━━━━━ DATA LINES ━━━━━

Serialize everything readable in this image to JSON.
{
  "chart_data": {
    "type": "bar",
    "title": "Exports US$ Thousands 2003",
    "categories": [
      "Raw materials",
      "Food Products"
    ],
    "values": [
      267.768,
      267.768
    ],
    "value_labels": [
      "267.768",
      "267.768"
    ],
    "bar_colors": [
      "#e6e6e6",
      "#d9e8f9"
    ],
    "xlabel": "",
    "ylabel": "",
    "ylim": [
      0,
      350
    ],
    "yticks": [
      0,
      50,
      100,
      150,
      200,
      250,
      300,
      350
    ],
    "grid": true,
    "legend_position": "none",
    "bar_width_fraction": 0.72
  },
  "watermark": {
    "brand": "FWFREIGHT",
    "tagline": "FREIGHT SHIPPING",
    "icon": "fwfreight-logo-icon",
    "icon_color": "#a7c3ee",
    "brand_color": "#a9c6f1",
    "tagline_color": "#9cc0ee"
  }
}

━━━━━

◆ WORK TO BE COMPLETED: Repeat every record, keeping each word and mark exactly as it is.

◆ EXERCISE OUTPUT:
Serialize everything readable in this image to JSON.
{
  "chart_data": {
    "type": "bar",
    "title": "Exports US$ Thousands 2003",
    "categories": [
      "Raw materials",
      "Food Products"
    ],
    "values": [
      267.768,
      267.768
    ],
    "value_labels": [
      "267.768",
      "267.768"
    ],
    "bar_colors": [
      "#e6e6e6",
      "#d9e8f9"
    ],
    "xlabel": "",
    "ylabel": "",
    "ylim": [
      0,
      350
    ],
    "yticks": [
      0,
      50,
      100,
      150,
      200,
      250,
      300,
      350
    ],
    "grid": true,
    "legend_position": "none",
    "bar_width_fraction": 0.72
  },
  "watermark": {
    "brand": "FWFREIGHT",
    "tagline": "FREIGHT SHIPPING",
    "icon": "fwfreight-logo-icon",
    "icon_color": "#a7c3ee",
    "brand_color": "#a9c6f1",
    "tagline_color": "#9cc0ee"
  }
}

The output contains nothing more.